# Your instructions
Emit only the lines from the line containing "Extract the structured" through the last line of the entries, unchanged.

# Data lines
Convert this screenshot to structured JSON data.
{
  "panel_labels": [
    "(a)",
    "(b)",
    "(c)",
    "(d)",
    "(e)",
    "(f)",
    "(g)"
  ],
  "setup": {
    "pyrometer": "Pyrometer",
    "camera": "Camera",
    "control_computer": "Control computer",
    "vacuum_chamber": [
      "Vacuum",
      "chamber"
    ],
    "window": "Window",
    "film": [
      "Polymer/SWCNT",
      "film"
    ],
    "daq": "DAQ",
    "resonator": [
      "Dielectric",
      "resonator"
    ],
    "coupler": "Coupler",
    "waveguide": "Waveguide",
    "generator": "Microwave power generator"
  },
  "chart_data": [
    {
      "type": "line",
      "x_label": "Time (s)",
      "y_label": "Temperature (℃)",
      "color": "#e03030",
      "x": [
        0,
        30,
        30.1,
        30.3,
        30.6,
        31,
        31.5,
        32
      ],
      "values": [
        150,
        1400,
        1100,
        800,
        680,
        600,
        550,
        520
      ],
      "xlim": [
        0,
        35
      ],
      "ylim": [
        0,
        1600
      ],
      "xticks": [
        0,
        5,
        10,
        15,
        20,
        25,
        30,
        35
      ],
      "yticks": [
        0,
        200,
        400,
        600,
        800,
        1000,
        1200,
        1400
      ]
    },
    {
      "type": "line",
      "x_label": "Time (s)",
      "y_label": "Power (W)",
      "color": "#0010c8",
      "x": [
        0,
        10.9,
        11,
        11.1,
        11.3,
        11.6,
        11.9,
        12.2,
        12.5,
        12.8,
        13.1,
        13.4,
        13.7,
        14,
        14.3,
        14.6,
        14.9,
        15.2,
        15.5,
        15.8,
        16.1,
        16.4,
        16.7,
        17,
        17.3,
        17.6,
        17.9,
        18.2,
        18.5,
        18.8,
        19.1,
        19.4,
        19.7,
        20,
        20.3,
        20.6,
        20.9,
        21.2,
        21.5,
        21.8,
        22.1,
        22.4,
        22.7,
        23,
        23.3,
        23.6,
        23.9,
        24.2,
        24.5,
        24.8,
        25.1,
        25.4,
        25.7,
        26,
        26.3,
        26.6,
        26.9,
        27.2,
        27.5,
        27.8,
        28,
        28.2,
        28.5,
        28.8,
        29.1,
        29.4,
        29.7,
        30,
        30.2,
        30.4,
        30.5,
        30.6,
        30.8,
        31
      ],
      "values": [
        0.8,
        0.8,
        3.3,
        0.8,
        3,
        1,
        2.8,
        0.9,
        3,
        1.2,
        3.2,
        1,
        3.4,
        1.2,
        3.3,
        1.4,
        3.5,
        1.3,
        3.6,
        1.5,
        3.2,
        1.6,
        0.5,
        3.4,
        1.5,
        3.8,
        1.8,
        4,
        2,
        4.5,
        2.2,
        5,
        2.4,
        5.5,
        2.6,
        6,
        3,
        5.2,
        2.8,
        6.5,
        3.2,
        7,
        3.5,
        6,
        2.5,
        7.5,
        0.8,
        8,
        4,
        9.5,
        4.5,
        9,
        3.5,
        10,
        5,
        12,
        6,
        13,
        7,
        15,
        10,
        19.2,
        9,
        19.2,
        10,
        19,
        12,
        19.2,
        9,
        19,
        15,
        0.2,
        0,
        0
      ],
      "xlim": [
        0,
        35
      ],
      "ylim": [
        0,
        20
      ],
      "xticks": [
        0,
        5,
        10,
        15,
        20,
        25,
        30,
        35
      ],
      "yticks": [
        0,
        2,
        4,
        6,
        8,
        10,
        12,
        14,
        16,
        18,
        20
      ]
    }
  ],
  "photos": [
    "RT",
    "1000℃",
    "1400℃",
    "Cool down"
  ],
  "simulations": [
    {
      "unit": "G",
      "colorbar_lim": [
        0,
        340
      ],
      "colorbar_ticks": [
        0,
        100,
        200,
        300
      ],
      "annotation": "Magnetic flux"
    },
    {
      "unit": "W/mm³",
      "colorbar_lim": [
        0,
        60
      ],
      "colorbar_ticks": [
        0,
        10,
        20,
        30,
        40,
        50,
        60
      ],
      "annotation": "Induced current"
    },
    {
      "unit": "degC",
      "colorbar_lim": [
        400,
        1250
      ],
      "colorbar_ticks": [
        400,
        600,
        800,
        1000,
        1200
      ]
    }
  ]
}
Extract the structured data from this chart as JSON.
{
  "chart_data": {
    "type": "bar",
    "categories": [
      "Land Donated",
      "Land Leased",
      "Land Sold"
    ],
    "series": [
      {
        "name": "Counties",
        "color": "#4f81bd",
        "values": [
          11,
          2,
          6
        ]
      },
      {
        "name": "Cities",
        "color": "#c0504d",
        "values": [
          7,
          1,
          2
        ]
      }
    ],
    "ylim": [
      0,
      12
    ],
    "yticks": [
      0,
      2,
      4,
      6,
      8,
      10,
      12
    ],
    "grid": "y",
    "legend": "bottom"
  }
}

# Written response
Extract the structured data from this chart as JSON.
{
  "chart_data": {
    "type": "bar",
    "categories": [
      "Land Donated",
      "Land Leased",
      "Land Sold"
    ],
    "series": [
      {
        "name": "Counties",
        "color": "#4f81bd",
        "values": [
          11,
          2,
          6
        ]
      },
      {
        "name": "Cities",
        "color": "#c0504d",
        "values": [
          7,
          1,
          2
        ]
      }
    ],
    "ylim": [
      0,
      12
    ],
    "yticks": [
      0,
      2,
      4,
      6,
      8,
      10,
      12
    ],
    "grid": "y",
    "legend": "bottom"
  }
}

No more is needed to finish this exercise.